• **Set task**
Your task is to give the data again, exactly, with every line intact.

• **Dataset**

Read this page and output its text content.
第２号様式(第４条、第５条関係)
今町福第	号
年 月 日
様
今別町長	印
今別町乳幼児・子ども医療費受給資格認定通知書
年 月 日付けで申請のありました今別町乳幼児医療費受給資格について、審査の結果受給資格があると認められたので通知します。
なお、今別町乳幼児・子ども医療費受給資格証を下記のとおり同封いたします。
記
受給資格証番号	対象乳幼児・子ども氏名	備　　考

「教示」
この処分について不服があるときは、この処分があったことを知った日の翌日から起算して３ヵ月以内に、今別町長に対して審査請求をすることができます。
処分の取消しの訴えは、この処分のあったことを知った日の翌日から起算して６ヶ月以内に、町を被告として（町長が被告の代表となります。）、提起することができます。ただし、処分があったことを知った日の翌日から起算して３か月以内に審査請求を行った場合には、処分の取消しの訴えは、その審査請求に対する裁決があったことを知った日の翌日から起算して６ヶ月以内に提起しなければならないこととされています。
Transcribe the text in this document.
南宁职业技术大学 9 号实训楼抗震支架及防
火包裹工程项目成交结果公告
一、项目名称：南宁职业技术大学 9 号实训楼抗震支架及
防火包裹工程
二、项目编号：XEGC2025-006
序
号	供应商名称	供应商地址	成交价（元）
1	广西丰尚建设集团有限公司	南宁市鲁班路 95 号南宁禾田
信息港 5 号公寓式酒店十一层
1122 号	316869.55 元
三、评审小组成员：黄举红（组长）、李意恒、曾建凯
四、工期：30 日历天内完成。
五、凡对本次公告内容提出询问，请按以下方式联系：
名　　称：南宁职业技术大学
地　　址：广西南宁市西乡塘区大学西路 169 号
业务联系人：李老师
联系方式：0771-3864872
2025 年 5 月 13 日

• **Task response**
Read this page and output its text content.
第２号様式(第４条、第５条関係)
今町福第	号
年 月 日
様
今別町長	印
今別町乳幼児・子ども医療費受給資格認定通知書
年 月 日付けで申請のありました今別町乳幼児医療費受給資格について、審査の結果受給資格があると認められたので通知します。
なお、今別町乳幼児・子ども医療費受給資格証を下記のとおり同封いたします。
記
受給資格証番号	対象乳幼児・子ども氏名	備　　考

「教示」
この処分について不服があるときは、この処分があったことを知った日の翌日から起算して３ヵ月以内に、今別町長に対して審査請求をすることができます。
処分の取消しの訴えは、この処分のあったことを知った日の翌日から起算して６ヶ月以内に、町を被告として（町長が被告の代表となります。）、提起することができます。ただし、処分があったことを知った日の翌日から起算して３か月以内に審査請求を行った場合には、処分の取消しの訴えは、その審査請求に対する裁決があったことを知った日の翌日から起算して６ヶ月以内に提起しなければならないこととされています。
Transcribe the text in this document.
南宁职业技术大学 9 号实训楼抗震支架及防
火包裹工程项目成交结果公告
一、项目名称：南宁职业技术大学 9 号实训楼抗震支架及
防火包裹工程
二、项目编号：XEGC2025-006
序
号	供应商名称	供应商地址	成交价（元）
1	广西丰尚建设集团有限公司	南宁市鲁班路 95 号南宁禾田
信息港 5 号公寓式酒店十一层
1122 号	316869.55 元
三、评审小组成员：黄举红（组长）、李意恒、曾建凯
四、工期：30 日历天内完成。
五、凡对本次公告内容提出询问，请按以下方式联系：
名　　称：南宁职业技术大学
地　　址：广西南宁市西乡塘区大学西路 169 号
业务联系人：李老师
联系方式：0771-3864872
2025 年 5 月 13 日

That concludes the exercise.